═══ 文書の抜粋
本書は、2025年の一年間に書かれた思考の記録を、新たな視点で再編集したものである。

 

老い 身体 不安 お金 社会 国家 共生 宗教 死

これらは本来、切り分けて考えられるものではない。

生活の中では、常に絡み合いながら現れる。

 

当初は「生命」「健康」「億り人」といった分かりやすい分類で整理してきたが、

書き進めるうちに、それだけでは収まりきらない

主題がはっきりしてきた。

 

そこで本書では、

文章そのものを書き換えるのではなく、

読み取るための枠組みを改めて与えるという方法を選んだ。

 

本書は、答えを与える本ではない。

むしろ、老いの中で人が何を考え、

どこで立ち止まり、

どこへ向かおうとしているのかを辿る記録である。

 

最初から順に読む必要はない。

関心のある章から拾い読みしてほしい。
══════
═══ 学習資料
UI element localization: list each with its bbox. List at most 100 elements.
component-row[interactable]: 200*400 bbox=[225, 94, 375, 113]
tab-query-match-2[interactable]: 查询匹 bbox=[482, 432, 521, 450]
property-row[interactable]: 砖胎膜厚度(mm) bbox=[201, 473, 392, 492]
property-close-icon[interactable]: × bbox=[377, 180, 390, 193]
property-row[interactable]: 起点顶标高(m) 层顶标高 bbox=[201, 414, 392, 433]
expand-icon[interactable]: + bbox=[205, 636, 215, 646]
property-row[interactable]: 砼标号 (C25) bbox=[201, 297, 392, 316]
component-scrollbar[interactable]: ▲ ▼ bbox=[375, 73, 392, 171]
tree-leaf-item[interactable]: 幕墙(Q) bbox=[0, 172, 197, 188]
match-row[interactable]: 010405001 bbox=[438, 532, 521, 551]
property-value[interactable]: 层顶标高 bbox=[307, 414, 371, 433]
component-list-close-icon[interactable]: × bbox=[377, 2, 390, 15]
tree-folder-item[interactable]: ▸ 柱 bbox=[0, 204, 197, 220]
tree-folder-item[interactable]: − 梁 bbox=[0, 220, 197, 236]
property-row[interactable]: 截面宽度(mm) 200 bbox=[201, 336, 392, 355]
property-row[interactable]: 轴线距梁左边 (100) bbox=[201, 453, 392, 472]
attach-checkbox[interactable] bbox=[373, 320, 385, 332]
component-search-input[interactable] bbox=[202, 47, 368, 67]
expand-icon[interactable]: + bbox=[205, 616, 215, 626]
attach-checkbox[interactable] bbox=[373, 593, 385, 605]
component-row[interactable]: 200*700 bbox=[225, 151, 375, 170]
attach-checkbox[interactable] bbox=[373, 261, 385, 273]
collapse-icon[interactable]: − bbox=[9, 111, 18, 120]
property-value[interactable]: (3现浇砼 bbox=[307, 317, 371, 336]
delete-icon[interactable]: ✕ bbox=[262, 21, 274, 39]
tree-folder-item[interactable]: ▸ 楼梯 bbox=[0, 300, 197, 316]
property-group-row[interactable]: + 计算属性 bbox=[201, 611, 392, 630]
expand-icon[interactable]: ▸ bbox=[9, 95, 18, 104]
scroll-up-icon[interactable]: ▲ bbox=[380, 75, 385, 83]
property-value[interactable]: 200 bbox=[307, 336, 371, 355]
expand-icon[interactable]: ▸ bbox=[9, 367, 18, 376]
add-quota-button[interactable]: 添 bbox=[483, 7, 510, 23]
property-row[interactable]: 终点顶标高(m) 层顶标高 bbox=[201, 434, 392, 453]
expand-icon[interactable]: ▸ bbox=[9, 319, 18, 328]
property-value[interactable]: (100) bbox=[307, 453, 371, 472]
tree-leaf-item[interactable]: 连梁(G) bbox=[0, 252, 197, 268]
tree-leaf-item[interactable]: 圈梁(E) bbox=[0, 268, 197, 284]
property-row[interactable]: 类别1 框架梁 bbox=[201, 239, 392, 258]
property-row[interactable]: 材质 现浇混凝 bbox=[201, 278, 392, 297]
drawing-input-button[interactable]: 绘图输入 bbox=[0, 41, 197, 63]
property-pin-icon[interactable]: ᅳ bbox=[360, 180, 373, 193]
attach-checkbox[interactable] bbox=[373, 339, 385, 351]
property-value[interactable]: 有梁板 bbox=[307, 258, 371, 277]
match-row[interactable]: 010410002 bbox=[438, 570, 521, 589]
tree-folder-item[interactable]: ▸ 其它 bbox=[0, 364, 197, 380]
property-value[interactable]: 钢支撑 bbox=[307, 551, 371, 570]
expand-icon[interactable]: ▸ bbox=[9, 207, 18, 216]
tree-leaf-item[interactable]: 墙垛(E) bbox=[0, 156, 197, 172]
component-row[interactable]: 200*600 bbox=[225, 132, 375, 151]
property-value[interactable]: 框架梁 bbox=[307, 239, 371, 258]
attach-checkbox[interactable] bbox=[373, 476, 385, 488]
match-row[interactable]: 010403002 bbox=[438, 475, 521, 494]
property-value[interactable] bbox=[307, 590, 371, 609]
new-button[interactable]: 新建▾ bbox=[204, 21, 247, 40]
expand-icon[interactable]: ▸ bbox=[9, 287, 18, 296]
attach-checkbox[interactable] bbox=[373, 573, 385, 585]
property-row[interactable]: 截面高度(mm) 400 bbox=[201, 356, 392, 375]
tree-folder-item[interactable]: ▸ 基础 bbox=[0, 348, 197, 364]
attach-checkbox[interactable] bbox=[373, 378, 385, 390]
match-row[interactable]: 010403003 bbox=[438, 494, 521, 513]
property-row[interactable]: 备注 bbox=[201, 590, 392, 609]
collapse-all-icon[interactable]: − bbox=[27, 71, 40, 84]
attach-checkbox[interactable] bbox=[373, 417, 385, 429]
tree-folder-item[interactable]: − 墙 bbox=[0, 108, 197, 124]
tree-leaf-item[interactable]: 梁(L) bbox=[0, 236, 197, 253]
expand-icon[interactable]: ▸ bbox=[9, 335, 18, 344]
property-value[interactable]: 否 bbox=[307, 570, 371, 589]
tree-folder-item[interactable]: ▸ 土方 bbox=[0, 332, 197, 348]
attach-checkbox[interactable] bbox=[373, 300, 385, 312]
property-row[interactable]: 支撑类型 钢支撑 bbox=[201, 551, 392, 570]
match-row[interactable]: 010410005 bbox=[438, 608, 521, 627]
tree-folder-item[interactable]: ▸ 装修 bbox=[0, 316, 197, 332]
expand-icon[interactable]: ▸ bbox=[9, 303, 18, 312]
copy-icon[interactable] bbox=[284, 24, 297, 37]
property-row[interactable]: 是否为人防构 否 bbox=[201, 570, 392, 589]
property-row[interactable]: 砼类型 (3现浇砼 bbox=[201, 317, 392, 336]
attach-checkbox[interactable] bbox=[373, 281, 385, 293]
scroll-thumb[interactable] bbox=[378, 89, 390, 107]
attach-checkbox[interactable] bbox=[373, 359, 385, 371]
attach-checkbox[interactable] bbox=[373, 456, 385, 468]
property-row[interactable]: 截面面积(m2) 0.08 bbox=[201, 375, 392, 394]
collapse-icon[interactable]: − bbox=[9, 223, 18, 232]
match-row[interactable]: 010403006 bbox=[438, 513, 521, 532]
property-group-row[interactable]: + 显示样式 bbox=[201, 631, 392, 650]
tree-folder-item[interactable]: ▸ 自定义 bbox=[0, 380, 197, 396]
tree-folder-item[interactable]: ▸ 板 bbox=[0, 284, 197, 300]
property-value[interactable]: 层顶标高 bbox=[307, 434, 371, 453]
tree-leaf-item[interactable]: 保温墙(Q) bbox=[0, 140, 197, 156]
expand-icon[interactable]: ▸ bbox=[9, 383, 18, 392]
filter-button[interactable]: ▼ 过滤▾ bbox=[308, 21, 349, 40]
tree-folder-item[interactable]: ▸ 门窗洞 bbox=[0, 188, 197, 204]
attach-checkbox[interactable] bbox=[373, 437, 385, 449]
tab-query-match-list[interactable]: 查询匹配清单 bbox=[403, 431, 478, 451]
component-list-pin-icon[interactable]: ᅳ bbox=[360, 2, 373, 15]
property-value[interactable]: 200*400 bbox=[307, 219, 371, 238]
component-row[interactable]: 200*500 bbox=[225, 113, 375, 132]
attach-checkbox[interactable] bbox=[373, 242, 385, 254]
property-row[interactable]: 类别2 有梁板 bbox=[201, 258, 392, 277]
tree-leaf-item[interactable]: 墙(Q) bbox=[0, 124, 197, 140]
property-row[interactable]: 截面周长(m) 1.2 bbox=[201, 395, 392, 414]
══════
#### 課題
a - 文書の抜粋に基づいて、次の問いに答えなさい。
(i) 本書は、何年の一年間に書かれた思考の記録を再編集したものか。
(ii) 当初の整理に使われた分類として挙げられているものは何か。
(iii) 本書は、文章そのものを書き換える代わりにどのような方法を選んだか。
b - 文書の抜粋の最後の文に続けて、その先を書き進めなさい。

#### 解答一覧
a -
(i) 2025年
(ii) 「生命」「健康」「億り人」
(iii) 読み取るための枠組みを改めて与えるという方法

b -
これは完成された思想書ではなく、

一人の生活者が世界と折り合いをつけ直していく過程を

そのまま残した一冊である。

 

― 身体と老い ―

副題:衰えは、静かに始まっている

 

まえがき

老いは、ある日突然やって来るものではない。
痛みや病名として現れる前に、
生活の中に、静かに忍び込んでくる。

疲れが抜けにくくなる。
回復に時間がかかる。
以前なら気にも留めなかった不調が、
説明のつかない違和感として残る。

本書は、そうした「名前のつかない変化」を書き留めた記録である。

健康法を勧める本ではない。
医療を否定する本でもない。
老いに抗うための指南書でもない。

むしろ、
身体がこれまでと同じようには応えてくれなくなったとき、
人は何を考え、
何を手放し、
どこで折り合いをつけようとするのか。

その思考の軌跡を、
できるだけ加工せずに残した。

老いは不幸ではない。
だが、準備のないまま迎えると、
人を孤立させる。

この一冊が、
自分の身体を過度に管理するためではなく、
静かに対話するための材料となれば幸いである。

 

5)衰えと共に生きる

まえがき

克服という言葉は魅力的だ。

だがすべてを克服することはできない。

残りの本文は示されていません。